* [WHAT TO WORK ON]
State how many lines contain the string "regions", and write nothing else.

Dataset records
========================================

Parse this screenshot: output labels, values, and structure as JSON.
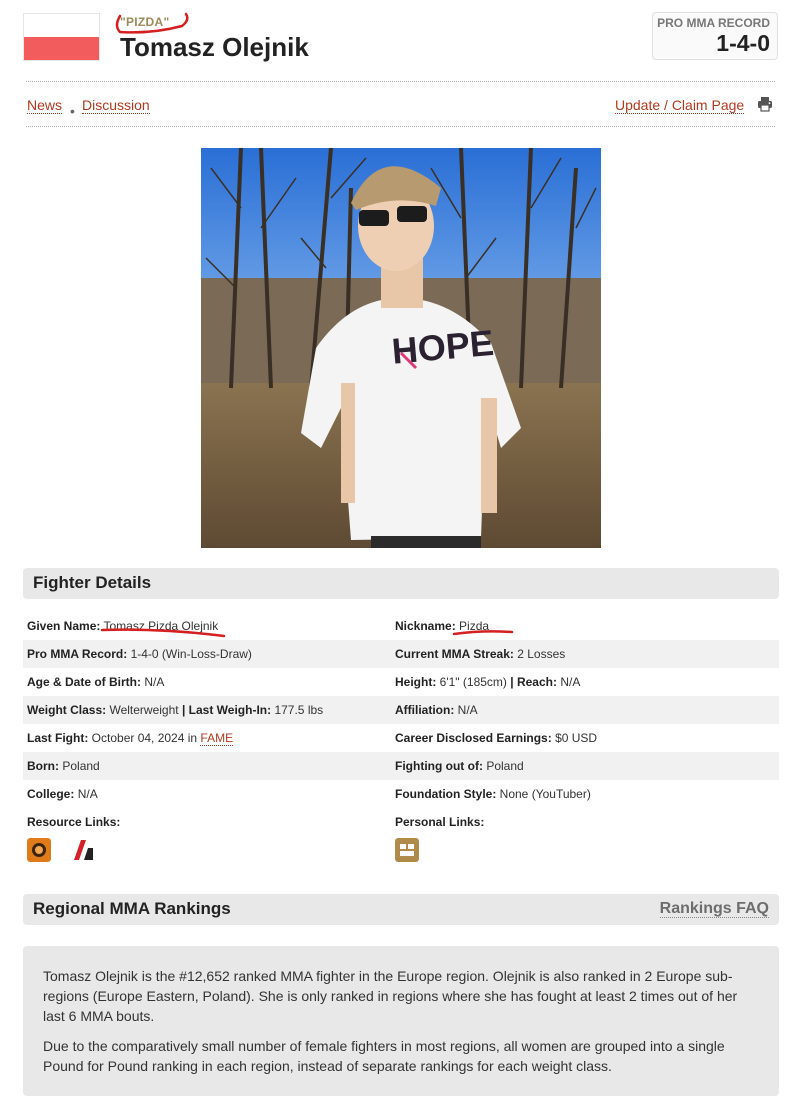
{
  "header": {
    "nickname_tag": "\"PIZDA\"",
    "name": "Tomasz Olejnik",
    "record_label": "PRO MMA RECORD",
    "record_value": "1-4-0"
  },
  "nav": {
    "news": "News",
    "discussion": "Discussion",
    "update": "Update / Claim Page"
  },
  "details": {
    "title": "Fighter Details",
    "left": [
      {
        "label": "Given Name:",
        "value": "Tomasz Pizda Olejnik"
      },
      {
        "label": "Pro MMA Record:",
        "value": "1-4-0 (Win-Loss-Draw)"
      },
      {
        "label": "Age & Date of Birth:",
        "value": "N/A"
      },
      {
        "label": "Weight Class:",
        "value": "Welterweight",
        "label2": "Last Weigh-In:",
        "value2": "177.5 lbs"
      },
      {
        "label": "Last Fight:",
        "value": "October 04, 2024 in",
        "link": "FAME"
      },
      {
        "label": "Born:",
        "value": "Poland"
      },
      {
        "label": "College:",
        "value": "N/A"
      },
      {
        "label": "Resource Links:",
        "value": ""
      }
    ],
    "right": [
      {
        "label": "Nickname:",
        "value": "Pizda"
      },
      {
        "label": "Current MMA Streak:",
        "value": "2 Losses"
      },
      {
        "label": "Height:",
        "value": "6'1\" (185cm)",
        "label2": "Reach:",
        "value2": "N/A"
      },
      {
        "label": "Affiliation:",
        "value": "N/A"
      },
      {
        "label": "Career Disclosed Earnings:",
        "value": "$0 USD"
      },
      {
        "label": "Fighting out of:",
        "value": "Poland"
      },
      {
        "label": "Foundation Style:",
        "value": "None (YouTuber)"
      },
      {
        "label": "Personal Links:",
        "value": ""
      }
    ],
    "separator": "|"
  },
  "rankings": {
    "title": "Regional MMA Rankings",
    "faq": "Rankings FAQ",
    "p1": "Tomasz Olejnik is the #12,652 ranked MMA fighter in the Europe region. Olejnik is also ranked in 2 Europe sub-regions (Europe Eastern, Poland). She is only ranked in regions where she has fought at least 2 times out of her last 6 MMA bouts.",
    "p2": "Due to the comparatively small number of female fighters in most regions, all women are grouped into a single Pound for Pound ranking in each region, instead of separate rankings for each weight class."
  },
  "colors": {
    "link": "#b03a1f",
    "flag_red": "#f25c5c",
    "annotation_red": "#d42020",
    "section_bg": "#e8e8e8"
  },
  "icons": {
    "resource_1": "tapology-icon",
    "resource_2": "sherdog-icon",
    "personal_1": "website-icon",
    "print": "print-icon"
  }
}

========================================

* [FULL OUTPUT]
2